- [REQUIRED WORK] Transcribe all of the material exactly.

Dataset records
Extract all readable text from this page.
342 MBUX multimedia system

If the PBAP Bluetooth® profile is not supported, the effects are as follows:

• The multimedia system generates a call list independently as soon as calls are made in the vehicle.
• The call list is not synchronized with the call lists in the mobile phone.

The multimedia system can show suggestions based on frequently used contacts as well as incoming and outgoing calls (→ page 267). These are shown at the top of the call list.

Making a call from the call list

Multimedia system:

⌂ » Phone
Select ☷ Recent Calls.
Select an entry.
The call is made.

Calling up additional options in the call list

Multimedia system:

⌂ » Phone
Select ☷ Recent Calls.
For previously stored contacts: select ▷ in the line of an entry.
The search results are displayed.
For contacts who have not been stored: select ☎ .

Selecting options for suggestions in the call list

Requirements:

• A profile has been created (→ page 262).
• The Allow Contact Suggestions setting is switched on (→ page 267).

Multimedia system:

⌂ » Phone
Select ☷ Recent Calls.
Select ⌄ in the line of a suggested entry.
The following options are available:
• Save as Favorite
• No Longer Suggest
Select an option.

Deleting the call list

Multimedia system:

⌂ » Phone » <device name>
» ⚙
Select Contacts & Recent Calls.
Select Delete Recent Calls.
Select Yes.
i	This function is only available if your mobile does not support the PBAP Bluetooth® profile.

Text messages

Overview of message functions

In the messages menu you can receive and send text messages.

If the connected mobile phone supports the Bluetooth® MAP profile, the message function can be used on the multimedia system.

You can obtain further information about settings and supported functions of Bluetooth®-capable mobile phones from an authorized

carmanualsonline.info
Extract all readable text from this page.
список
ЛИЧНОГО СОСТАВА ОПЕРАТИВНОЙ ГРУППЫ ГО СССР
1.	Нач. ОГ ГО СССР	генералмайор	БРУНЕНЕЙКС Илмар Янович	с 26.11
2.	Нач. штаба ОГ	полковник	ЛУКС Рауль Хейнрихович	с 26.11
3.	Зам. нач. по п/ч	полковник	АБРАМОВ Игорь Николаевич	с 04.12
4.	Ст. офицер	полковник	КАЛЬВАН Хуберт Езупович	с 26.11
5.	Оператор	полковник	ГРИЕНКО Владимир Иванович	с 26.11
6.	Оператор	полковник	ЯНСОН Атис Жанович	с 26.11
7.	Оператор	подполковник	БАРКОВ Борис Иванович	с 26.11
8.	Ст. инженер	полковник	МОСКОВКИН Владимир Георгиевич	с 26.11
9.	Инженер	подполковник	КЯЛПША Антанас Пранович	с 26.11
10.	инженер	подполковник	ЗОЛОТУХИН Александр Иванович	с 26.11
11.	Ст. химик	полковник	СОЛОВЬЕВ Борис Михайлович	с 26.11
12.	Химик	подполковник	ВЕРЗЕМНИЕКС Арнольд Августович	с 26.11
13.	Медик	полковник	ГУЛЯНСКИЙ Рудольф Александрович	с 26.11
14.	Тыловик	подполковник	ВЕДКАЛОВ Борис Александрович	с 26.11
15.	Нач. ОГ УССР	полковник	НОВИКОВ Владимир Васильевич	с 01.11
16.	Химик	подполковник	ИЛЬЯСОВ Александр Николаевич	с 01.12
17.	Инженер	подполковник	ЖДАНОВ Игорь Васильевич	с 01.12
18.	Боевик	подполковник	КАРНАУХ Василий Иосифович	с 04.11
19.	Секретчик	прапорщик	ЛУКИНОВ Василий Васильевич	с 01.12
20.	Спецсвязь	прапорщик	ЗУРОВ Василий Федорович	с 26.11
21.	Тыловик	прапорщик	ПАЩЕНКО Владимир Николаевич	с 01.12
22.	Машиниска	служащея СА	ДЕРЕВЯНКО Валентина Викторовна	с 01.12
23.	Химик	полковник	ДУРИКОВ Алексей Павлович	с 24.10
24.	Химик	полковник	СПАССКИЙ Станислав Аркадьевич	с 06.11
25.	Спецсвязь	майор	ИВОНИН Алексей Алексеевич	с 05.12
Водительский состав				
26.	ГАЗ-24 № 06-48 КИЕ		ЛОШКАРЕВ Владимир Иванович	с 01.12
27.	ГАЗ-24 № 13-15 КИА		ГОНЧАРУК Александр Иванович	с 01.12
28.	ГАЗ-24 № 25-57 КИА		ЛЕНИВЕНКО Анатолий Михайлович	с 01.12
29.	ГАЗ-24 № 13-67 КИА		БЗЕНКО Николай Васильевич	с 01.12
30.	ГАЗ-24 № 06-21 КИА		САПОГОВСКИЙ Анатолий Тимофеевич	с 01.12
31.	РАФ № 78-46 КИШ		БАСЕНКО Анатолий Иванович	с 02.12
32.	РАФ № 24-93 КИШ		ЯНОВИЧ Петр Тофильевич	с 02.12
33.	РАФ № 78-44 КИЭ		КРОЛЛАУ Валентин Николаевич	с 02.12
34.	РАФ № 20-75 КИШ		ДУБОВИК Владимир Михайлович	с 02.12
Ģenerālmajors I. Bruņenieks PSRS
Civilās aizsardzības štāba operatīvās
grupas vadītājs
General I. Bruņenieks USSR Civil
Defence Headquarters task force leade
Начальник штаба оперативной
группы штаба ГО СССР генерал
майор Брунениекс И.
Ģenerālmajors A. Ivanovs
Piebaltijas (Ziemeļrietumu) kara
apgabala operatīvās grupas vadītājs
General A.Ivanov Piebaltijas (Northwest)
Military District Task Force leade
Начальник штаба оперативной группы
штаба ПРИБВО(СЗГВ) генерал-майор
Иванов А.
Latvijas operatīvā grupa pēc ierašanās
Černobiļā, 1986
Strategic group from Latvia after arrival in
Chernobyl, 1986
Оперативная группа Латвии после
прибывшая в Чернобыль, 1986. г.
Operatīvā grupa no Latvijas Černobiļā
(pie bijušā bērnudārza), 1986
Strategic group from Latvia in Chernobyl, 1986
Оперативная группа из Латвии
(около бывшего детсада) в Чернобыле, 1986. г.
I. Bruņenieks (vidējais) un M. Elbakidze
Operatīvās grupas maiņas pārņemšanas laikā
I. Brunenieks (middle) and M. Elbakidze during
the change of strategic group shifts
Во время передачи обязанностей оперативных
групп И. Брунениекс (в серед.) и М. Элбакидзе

- [RESPONSE]
Extract all readable text from this page.
342 MBUX multimedia system

If the PBAP Bluetooth® profile is not supported, the effects are as follows:

• The multimedia system generates a call list independently as soon as calls are made in the vehicle.
• The call list is not synchronized with the call lists in the mobile phone.

The multimedia system can show suggestions based on frequently used contacts as well as incoming and outgoing calls (→ page 267). These are shown at the top of the call list.

Making a call from the call list

Multimedia system:

⌂ » Phone
Select ☷ Recent Calls.
Select an entry.
The call is made.

Calling up additional options in the call list

Multimedia system:

⌂ » Phone
Select ☷ Recent Calls.
For previously stored contacts: select ▷ in the line of an entry.
The search results are displayed.
For contacts who have not been stored: select ☎ .

Selecting options for suggestions in the call list

Requirements:

• A profile has been created (→ page 262).
• The Allow Contact Suggestions setting is switched on (→ page 267).

Multimedia system:

⌂ » Phone
Select ☷ Recent Calls.
Select ⌄ in the line of a suggested entry.
The following options are available:
• Save as Favorite
• No Longer Suggest
Select an option.

Deleting the call list

Multimedia system:

⌂ » Phone » <device name>
» ⚙
Select Contacts & Recent Calls.
Select Delete Recent Calls.
Select Yes.
i	This function is only available if your mobile does not support the PBAP Bluetooth® profile.

Text messages

Overview of message functions

In the messages menu you can receive and send text messages.

If the connected mobile phone supports the Bluetooth® MAP profile, the message function can be used on the multimedia system.

You can obtain further information about settings and supported functions of Bluetooth®-capable mobile phones from an authorized

carmanualsonline.info
Extract all readable text from this page.
список
ЛИЧНОГО СОСТАВА ОПЕРАТИВНОЙ ГРУППЫ ГО СССР
1.	Нач. ОГ ГО СССР	генералмайор	БРУНЕНЕЙКС Илмар Янович	с 26.11
2.	Нач. штаба ОГ	полковник	ЛУКС Рауль Хейнрихович	с 26.11
3.	Зам. нач. по п/ч	полковник	АБРАМОВ Игорь Николаевич	с 04.12
4.	Ст. офицер	полковник	КАЛЬВАН Хуберт Езупович	с 26.11
5.	Оператор	полковник	ГРИЕНКО Владимир Иванович	с 26.11
6.	Оператор	полковник	ЯНСОН Атис Жанович	с 26.11
7.	Оператор	подполковник	БАРКОВ Борис Иванович	с 26.11
8.	Ст. инженер	полковник	МОСКОВКИН Владимир Георгиевич	с 26.11
9.	Инженер	подполковник	КЯЛПША Антанас Пранович	с 26.11
10.	инженер	подполковник	ЗОЛОТУХИН Александр Иванович	с 26.11
11.	Ст. химик	полковник	СОЛОВЬЕВ Борис Михайлович	с 26.11
12.	Химик	подполковник	ВЕРЗЕМНИЕКС Арнольд Августович	с 26.11
13.	Медик	полковник	ГУЛЯНСКИЙ Рудольф Александрович	с 26.11
14.	Тыловик	подполковник	ВЕДКАЛОВ Борис Александрович	с 26.11
15.	Нач. ОГ УССР	полковник	НОВИКОВ Владимир Васильевич	с 01.11
16.	Химик	подполковник	ИЛЬЯСОВ Александр Николаевич	с 01.12
17.	Инженер	подполковник	ЖДАНОВ Игорь Васильевич	с 01.12
18.	Боевик	подполковник	КАРНАУХ Василий Иосифович	с 04.11
19.	Секретчик	прапорщик	ЛУКИНОВ Василий Васильевич	с 01.12
20.	Спецсвязь	прапорщик	ЗУРОВ Василий Федорович	с 26.11
21.	Тыловик	прапорщик	ПАЩЕНКО Владимир Николаевич	с 01.12
22.	Машиниска	служащея СА	ДЕРЕВЯНКО Валентина Викторовна	с 01.12
23.	Химик	полковник	ДУРИКОВ Алексей Павлович	с 24.10
24.	Химик	полковник	СПАССКИЙ Станислав Аркадьевич	с 06.11
25.	Спецсвязь	майор	ИВОНИН Алексей Алексеевич	с 05.12
Водительский состав				
26.	ГАЗ-24 № 06-48 КИЕ		ЛОШКАРЕВ Владимир Иванович	с 01.12
27.	ГАЗ-24 № 13-15 КИА		ГОНЧАРУК Александр Иванович	с 01.12
28.	ГАЗ-24 № 25-57 КИА		ЛЕНИВЕНКО Анатолий Михайлович	с 01.12
29.	ГАЗ-24 № 13-67 КИА		БЗЕНКО Николай Васильевич	с 01.12
30.	ГАЗ-24 № 06-21 КИА		САПОГОВСКИЙ Анатолий Тимофеевич	с 01.12
31.	РАФ № 78-46 КИШ		БАСЕНКО Анатолий Иванович	с 02.12
32.	РАФ № 24-93 КИШ		ЯНОВИЧ Петр Тофильевич	с 02.12
33.	РАФ № 78-44 КИЭ		КРОЛЛАУ Валентин Николаевич	с 02.12
34.	РАФ № 20-75 КИШ		ДУБОВИК Владимир Михайлович	с 02.12
Ģenerālmajors I. Bruņenieks PSRS
Civilās aizsardzības štāba operatīvās
grupas vadītājs
General I. Bruņenieks USSR Civil
Defence Headquarters task force leade
Начальник штаба оперативной
группы штаба ГО СССР генерал
майор Брунениекс И.
Ģenerālmajors A. Ivanovs
Piebaltijas (Ziemeļrietumu) kara
apgabala operatīvās grupas vadītājs
General A.Ivanov Piebaltijas (Northwest)
Military District Task Force leade
Начальник штаба оперативной группы
штаба ПРИБВО(СЗГВ) генерал-майор
Иванов А.
Latvijas operatīvā grupa pēc ierašanās
Černobiļā, 1986
Strategic group from Latvia after arrival in
Chernobyl, 1986
Оперативная группа Латвии после
прибывшая в Чернобыль, 1986. г.
Operatīvā grupa no Latvijas Černobiļā
(pie bijušā bērnudārza), 1986
Strategic group from Latvia in Chernobyl, 1986
Оперативная группа из Латвии
(около бывшего детсада) в Чернобыле, 1986. г.
I. Bruņenieks (vidējais) un M. Elbakidze
Operatīvās grupas maiņas pārņemšanas laikā
I. Brunenieks (middle) and M. Elbakidze during
the change of strategic group shifts
Во время передачи обязанностей оперативных
групп И. Брунениекс (в серед.) и М. Элбакидзе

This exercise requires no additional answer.